Extracted data entries:
┄┄┄┄┄┄┄┄┄┄

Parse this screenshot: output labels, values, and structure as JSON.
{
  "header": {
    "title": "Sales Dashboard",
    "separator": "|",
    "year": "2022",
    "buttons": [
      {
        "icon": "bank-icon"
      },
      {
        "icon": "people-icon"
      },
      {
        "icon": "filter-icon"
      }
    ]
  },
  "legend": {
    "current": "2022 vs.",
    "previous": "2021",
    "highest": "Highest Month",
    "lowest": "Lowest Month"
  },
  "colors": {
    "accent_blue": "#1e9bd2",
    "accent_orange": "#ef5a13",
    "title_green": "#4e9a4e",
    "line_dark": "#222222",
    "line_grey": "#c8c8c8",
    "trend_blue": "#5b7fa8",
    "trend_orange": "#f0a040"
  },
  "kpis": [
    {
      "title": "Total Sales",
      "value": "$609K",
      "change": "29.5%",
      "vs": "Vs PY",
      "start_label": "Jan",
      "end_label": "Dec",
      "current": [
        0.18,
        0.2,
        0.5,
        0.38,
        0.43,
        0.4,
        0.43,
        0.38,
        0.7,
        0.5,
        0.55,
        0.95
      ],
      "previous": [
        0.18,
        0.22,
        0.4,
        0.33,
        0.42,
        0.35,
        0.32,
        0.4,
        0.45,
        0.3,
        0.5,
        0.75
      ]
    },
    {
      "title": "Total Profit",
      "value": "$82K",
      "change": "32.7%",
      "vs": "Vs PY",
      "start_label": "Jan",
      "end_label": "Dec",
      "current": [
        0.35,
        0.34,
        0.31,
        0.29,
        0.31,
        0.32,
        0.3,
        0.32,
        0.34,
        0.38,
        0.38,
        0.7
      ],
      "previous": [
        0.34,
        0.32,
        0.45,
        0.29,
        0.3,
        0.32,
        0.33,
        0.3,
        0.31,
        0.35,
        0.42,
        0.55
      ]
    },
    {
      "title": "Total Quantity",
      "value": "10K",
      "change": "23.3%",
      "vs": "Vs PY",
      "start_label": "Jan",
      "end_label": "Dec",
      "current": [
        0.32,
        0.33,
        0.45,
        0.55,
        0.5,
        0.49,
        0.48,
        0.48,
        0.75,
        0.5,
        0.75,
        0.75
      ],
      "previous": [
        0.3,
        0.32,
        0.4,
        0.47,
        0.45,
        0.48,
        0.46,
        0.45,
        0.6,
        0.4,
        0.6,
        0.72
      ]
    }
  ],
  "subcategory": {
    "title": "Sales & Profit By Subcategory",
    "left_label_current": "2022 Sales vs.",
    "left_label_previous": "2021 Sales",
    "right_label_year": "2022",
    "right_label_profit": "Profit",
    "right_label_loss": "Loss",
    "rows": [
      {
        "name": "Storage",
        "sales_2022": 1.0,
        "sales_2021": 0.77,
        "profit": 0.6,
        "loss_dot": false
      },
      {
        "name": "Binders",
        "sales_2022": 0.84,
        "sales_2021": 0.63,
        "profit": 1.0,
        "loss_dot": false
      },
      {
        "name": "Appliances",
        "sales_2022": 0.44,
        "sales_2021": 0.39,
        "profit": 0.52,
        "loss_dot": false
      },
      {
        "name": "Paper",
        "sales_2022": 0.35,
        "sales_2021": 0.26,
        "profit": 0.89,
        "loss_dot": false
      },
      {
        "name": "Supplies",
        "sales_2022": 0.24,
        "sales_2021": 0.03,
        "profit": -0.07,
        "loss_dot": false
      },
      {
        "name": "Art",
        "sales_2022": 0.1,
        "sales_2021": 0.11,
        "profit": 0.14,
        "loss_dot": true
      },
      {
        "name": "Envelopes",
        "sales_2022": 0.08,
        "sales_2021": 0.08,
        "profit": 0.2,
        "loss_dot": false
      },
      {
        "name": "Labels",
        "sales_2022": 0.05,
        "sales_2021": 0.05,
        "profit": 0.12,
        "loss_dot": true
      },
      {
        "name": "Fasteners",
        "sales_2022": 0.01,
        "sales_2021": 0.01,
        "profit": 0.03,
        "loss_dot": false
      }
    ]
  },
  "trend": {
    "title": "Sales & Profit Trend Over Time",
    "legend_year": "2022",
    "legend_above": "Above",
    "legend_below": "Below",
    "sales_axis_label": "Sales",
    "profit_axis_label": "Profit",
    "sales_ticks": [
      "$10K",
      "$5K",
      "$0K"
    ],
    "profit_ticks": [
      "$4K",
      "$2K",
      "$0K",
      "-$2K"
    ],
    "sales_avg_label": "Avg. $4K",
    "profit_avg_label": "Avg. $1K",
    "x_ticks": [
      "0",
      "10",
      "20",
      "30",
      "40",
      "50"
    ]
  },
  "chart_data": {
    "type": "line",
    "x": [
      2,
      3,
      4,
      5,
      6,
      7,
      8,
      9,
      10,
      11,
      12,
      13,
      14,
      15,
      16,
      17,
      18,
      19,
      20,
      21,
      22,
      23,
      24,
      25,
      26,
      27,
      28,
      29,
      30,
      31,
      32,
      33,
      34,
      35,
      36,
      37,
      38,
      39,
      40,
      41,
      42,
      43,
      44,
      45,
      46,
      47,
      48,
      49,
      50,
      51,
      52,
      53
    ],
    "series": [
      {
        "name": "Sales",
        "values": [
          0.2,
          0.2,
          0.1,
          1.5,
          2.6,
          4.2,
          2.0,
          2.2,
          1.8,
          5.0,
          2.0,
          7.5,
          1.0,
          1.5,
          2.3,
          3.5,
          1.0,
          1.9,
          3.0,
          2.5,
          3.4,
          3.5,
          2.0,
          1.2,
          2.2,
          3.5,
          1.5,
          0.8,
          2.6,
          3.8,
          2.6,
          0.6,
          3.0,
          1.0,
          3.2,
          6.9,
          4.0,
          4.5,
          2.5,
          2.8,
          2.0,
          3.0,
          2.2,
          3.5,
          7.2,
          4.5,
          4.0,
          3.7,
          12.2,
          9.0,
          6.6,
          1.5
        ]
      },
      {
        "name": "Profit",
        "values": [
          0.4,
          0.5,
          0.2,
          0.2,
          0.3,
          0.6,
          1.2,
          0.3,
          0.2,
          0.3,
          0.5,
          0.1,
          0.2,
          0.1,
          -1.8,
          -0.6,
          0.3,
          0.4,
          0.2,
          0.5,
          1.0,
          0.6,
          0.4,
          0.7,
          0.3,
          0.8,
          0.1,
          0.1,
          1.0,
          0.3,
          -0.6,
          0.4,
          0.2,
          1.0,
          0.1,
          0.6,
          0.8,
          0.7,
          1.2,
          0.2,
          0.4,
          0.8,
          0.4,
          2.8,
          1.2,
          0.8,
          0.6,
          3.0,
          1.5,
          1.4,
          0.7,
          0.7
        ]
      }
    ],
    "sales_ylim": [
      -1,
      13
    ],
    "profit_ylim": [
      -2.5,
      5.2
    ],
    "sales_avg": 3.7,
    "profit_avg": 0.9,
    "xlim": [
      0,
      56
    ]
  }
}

┄┄┄┄┄┄┄┄┄┄

## WHAT YOU WILL DO
Scan the entries above. Copy each line that has the string "name".

## ANSWER BELOW
        "name": "Storage",
        "name": "Binders",
        "name": "Appliances",
        "name": "Paper",
        "name": "Supplies",
        "name": "Art",
        "name": "Envelopes",
        "name": "Labels",
        "name": "Fasteners",
        "name": "Sales",
        "name": "Profit",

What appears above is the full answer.